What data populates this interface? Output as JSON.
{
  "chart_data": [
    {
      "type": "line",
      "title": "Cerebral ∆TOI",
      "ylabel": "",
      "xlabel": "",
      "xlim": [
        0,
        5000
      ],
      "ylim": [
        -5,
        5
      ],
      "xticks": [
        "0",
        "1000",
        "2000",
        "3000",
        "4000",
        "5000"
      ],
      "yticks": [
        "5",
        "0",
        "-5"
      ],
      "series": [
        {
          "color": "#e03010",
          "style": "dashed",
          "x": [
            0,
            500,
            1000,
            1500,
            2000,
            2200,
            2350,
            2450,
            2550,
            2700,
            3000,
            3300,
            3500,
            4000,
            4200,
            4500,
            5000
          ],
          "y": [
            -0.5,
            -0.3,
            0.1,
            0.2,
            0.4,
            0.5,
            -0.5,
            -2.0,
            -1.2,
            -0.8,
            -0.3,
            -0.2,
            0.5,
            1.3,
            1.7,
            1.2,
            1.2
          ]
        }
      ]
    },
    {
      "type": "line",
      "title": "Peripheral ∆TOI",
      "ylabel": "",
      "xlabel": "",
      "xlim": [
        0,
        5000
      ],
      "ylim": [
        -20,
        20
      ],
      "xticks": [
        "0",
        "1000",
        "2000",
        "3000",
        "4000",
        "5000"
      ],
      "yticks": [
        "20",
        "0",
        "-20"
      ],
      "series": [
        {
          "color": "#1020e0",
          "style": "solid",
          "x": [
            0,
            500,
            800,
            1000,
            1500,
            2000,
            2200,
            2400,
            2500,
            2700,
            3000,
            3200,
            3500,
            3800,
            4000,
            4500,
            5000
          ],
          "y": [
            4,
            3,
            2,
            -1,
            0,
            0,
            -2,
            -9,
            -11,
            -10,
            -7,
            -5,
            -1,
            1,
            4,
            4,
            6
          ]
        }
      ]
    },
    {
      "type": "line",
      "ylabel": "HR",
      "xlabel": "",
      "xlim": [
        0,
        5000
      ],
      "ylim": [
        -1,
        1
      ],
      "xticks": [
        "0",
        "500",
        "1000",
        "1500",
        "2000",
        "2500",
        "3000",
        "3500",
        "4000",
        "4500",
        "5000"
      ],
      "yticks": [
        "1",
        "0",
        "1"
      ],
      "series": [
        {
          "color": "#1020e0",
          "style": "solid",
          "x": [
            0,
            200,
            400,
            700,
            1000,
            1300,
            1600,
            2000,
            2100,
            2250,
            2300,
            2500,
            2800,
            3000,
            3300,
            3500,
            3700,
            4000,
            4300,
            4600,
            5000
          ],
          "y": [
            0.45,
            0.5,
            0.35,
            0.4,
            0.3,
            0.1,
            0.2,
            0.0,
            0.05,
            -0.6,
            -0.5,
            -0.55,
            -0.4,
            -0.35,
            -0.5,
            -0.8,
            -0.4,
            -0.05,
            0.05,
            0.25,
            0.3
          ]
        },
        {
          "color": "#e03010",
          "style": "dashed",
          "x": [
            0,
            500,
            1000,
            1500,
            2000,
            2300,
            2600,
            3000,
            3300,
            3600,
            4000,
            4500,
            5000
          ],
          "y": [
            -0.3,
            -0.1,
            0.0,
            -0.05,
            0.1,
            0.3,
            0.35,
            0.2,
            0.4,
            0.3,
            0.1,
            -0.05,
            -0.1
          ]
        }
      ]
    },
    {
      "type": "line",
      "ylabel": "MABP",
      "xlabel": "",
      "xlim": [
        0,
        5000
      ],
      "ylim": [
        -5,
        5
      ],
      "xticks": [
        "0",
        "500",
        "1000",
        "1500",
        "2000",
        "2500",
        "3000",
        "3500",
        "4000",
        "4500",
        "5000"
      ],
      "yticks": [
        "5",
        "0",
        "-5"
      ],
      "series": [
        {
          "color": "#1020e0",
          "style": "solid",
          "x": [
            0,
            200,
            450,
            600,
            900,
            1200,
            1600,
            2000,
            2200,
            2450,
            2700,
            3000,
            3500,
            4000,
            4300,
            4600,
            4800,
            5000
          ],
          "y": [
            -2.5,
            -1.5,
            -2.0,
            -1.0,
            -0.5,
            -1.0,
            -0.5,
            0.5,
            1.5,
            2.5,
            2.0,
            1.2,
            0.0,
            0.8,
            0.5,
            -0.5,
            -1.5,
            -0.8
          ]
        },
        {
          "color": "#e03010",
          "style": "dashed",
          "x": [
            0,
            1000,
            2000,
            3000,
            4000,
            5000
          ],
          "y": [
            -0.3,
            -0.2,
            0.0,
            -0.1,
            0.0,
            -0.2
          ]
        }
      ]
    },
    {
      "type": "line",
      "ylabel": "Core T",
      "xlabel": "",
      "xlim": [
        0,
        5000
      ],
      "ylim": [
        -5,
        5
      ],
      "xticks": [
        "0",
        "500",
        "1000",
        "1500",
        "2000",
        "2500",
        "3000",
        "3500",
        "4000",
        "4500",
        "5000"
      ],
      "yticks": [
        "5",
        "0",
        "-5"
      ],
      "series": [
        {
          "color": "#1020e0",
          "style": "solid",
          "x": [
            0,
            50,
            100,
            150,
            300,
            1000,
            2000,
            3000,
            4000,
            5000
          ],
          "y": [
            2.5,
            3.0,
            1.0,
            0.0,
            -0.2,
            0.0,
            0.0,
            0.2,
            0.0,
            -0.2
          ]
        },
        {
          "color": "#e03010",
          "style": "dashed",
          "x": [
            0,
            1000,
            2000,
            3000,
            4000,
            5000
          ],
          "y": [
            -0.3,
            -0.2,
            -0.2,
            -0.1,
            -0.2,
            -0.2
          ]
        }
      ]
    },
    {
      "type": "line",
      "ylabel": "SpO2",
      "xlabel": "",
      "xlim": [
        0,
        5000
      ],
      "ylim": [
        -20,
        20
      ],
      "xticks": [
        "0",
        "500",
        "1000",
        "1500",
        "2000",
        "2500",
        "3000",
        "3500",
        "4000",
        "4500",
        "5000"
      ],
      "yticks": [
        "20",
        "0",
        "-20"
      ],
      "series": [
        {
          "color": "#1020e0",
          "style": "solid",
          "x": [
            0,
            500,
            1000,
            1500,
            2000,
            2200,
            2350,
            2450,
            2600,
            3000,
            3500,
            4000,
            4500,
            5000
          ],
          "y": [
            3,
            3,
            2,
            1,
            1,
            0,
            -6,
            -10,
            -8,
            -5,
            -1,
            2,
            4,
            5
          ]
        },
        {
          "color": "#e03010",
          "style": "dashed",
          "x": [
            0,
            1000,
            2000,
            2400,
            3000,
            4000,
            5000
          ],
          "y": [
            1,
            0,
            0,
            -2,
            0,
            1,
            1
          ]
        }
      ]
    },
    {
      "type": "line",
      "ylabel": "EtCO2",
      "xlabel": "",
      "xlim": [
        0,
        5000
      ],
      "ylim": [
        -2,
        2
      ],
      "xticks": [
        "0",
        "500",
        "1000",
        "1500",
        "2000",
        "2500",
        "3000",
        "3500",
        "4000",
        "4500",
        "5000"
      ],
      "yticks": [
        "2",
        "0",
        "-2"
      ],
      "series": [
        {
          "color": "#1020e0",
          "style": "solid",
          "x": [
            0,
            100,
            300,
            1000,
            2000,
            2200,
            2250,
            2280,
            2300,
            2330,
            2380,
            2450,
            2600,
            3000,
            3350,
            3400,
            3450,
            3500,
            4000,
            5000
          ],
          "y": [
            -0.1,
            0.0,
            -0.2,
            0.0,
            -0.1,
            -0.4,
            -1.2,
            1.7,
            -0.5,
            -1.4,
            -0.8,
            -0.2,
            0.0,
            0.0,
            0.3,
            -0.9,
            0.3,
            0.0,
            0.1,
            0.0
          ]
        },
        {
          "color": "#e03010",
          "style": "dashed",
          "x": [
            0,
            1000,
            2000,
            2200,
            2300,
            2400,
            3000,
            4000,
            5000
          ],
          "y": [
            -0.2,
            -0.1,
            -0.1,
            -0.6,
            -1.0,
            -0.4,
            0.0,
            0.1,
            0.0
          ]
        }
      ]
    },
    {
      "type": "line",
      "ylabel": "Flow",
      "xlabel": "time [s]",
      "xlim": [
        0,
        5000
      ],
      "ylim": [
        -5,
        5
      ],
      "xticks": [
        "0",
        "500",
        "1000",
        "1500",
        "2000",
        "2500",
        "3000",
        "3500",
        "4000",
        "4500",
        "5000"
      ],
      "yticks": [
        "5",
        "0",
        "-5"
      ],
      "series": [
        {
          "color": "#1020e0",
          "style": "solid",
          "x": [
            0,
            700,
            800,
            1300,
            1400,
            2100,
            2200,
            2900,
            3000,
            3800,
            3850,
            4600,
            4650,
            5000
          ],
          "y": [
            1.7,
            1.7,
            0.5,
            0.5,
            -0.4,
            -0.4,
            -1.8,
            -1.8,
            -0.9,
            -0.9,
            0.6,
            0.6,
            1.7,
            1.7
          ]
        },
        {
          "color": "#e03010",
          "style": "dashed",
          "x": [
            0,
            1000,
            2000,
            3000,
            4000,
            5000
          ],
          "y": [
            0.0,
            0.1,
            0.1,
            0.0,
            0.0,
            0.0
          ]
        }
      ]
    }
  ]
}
========
Set problem: Say how many lines above hold the word "ylabel", giving only the count.

Finished answer: 8